- [STATED EXERCISE] Write each record again exactly as it stands.

* * * *

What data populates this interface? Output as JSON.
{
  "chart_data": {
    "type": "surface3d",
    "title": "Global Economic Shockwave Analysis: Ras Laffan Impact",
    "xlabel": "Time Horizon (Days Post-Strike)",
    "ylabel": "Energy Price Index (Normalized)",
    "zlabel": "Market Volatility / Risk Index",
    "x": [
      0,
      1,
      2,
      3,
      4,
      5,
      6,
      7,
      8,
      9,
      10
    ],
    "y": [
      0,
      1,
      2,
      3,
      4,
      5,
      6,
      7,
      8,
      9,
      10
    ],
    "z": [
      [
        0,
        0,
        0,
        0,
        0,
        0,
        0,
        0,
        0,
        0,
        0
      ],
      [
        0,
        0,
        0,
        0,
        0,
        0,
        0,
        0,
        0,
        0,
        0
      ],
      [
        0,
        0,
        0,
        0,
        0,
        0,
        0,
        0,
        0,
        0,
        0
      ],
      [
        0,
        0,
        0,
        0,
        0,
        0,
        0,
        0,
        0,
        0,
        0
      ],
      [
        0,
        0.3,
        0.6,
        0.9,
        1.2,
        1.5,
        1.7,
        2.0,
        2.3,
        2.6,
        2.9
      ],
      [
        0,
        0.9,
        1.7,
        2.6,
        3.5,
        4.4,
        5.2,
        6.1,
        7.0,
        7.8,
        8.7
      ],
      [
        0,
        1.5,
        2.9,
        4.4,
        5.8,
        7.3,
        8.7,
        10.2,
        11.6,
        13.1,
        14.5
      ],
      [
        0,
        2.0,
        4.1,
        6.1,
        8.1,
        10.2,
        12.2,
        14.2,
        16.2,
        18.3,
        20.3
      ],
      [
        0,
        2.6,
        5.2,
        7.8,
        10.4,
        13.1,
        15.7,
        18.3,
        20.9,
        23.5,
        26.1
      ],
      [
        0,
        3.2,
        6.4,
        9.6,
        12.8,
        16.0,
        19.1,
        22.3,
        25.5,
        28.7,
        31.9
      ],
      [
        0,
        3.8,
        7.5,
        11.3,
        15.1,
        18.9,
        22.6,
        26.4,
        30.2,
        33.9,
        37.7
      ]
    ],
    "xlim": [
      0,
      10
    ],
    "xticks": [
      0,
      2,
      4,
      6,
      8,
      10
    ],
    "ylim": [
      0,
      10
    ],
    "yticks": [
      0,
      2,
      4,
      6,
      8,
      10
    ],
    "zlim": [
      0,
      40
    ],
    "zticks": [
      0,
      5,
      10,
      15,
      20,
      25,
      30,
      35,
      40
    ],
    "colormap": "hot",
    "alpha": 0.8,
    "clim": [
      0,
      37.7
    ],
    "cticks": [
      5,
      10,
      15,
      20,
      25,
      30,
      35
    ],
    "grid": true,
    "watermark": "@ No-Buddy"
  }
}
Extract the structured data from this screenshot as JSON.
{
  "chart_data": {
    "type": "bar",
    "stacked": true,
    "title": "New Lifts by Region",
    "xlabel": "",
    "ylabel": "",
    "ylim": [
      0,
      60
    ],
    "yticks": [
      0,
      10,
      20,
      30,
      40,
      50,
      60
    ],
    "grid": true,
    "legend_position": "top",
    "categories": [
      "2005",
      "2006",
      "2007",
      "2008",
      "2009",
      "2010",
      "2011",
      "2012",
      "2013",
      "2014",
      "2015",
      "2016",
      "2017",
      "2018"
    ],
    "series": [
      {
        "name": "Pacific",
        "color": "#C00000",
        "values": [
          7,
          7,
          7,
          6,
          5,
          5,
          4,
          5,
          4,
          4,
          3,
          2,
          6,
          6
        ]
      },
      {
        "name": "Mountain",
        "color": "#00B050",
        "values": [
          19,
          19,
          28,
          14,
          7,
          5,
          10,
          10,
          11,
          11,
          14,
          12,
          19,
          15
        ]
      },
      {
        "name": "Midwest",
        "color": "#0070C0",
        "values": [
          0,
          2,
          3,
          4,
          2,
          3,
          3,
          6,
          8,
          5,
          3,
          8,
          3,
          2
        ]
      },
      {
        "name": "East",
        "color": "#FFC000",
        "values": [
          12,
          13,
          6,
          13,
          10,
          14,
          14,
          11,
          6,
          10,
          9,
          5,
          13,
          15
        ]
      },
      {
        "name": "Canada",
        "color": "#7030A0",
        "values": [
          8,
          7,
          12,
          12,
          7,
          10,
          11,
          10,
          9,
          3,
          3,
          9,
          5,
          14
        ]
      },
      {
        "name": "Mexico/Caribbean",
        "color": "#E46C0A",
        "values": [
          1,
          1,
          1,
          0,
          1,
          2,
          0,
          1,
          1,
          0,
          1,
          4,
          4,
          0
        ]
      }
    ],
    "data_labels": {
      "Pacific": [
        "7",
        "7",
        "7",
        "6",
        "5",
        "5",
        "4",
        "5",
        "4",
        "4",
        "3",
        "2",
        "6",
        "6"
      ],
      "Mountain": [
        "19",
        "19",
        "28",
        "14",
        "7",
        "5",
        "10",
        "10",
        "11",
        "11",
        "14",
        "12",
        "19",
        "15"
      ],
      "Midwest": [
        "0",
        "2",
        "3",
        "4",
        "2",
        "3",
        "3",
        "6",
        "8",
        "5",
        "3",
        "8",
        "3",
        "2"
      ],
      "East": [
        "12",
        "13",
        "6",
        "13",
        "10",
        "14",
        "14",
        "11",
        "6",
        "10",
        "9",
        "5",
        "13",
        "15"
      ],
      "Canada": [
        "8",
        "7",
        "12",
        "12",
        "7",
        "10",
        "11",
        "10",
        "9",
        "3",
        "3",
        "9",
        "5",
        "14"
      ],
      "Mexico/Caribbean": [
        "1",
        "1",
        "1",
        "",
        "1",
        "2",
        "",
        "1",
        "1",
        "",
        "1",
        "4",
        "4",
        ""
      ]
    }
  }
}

* * * *

- [RESPONSE TO THE TASK]
What data populates this interface? Output as JSON.
{
  "chart_data": {
    "type": "surface3d",
    "title": "Global Economic Shockwave Analysis: Ras Laffan Impact",
    "xlabel": "Time Horizon (Days Post-Strike)",
    "ylabel": "Energy Price Index (Normalized)",
    "zlabel": "Market Volatility / Risk Index",
    "x": [
      0,
      1,
      2,
      3,
      4,
      5,
      6,
      7,
      8,
      9,
      10
    ],
    "y": [
      0,
      1,
      2,
      3,
      4,
      5,
      6,
      7,
      8,
      9,
      10
    ],
    "z": [
      [
        0,
        0,
        0,
        0,
        0,
        0,
        0,
        0,
        0,
        0,
        0
      ],
      [
        0,
        0,
        0,
        0,
        0,
        0,
        0,
        0,
        0,
        0,
        0
      ],
      [
        0,
        0,
        0,
        0,
        0,
        0,
        0,
        0,
        0,
        0,
        0
      ],
      [
        0,
        0,
        0,
        0,
        0,
        0,
        0,
        0,
        0,
        0,
        0
      ],
      [
        0,
        0.3,
        0.6,
        0.9,
        1.2,
        1.5,
        1.7,
        2.0,
        2.3,
        2.6,
        2.9
      ],
      [
        0,
        0.9,
        1.7,
        2.6,
        3.5,
        4.4,
        5.2,
        6.1,
        7.0,
        7.8,
        8.7
      ],
      [
        0,
        1.5,
        2.9,
        4.4,
        5.8,
        7.3,
        8.7,
        10.2,
        11.6,
        13.1,
        14.5
      ],
      [
        0,
        2.0,
        4.1,
        6.1,
        8.1,
        10.2,
        12.2,
        14.2,
        16.2,
        18.3,
        20.3
      ],
      [
        0,
        2.6,
        5.2,
        7.8,
        10.4,
        13.1,
        15.7,
        18.3,
        20.9,
        23.5,
        26.1
      ],
      [
        0,
        3.2,
        6.4,
        9.6,
        12.8,
        16.0,
        19.1,
        22.3,
        25.5,
        28.7,
        31.9
      ],
      [
        0,
        3.8,
        7.5,
        11.3,
        15.1,
        18.9,
        22.6,
        26.4,
        30.2,
        33.9,
        37.7
      ]
    ],
    "xlim": [
      0,
      10
    ],
    "xticks": [
      0,
      2,
      4,
      6,
      8,
      10
    ],
    "ylim": [
      0,
      10
    ],
    "yticks": [
      0,
      2,
      4,
      6,
      8,
      10
    ],
    "zlim": [
      0,
      40
    ],
    "zticks": [
      0,
      5,
      10,
      15,
      20,
      25,
      30,
      35,
      40
    ],
    "colormap": "hot",
    "alpha": 0.8,
    "clim": [
      0,
      37.7
    ],
    "cticks": [
      5,
      10,
      15,
      20,
      25,
      30,
      35
    ],
    "grid": true,
    "watermark": "@ No-Buddy"
  }
}
Extract the structured data from this screenshot as JSON.
{
  "chart_data": {
    "type": "bar",
    "stacked": true,
    "title": "New Lifts by Region",
    "xlabel": "",
    "ylabel": "",
    "ylim": [
      0,
      60
    ],
    "yticks": [
      0,
      10,
      20,
      30,
      40,
      50,
      60
    ],
    "grid": true,
    "legend_position": "top",
    "categories": [
      "2005",
      "2006",
      "2007",
      "2008",
      "2009",
      "2010",
      "2011",
      "2012",
      "2013",
      "2014",
      "2015",
      "2016",
      "2017",
      "2018"
    ],
    "series": [
      {
        "name": "Pacific",
        "color": "#C00000",
        "values": [
          7,
          7,
          7,
          6,
          5,
          5,
          4,
          5,
          4,
          4,
          3,
          2,
          6,
          6
        ]
      },
      {
        "name": "Mountain",
        "color": "#00B050",
        "values": [
          19,
          19,
          28,
          14,
          7,
          5,
          10,
          10,
          11,
          11,
          14,
          12,
          19,
          15
        ]
      },
      {
        "name": "Midwest",
        "color": "#0070C0",
        "values": [
          0,
          2,
          3,
          4,
          2,
          3,
          3,
          6,
          8,
          5,
          3,
          8,
          3,
          2
        ]
      },
      {
        "name": "East",
        "color": "#FFC000",
        "values": [
          12,
          13,
          6,
          13,
          10,
          14,
          14,
          11,
          6,
          10,
          9,
          5,
          13,
          15
        ]
      },
      {
        "name": "Canada",
        "color": "#7030A0",
        "values": [
          8,
          7,
          12,
          12,
          7,
          10,
          11,
          10,
          9,
          3,
          3,
          9,
          5,
          14
        ]
      },
      {
        "name": "Mexico/Caribbean",
        "color": "#E46C0A",
        "values": [
          1,
          1,
          1,
          0,
          1,
          2,
          0,
          1,
          1,
          0,
          1,
          4,
          4,
          0
        ]
      }
    ],
    "data_labels": {
      "Pacific": [
        "7",
        "7",
        "7",
        "6",
        "5",
        "5",
        "4",
        "5",
        "4",
        "4",
        "3",
        "2",
        "6",
        "6"
      ],
      "Mountain": [
        "19",
        "19",
        "28",
        "14",
        "7",
        "5",
        "10",
        "10",
        "11",
        "11",
        "14",
        "12",
        "19",
        "15"
      ],
      "Midwest": [
        "0",
        "2",
        "3",
        "4",
        "2",
        "3",
        "3",
        "6",
        "8",
        "5",
        "3",
        "8",
        "3",
        "2"
      ],
      "East": [
        "12",
        "13",
        "6",
        "13",
        "10",
        "14",
        "14",
        "11",
        "6",
        "10",
        "9",
        "5",
        "13",
        "15"
      ],
      "Canada": [
        "8",
        "7",
        "12",
        "12",
        "7",
        "10",
        "11",
        "10",
        "9",
        "3",
        "3",
        "9",
        "5",
        "14"
      ],
      "Mexico/Caribbean": [
        "1",
        "1",
        "1",
        "",
        "1",
        "2",
        "",
        "1",
        "1",
        "",
        "1",
        "4",
        "4",
        ""
      ]
    }
  }
}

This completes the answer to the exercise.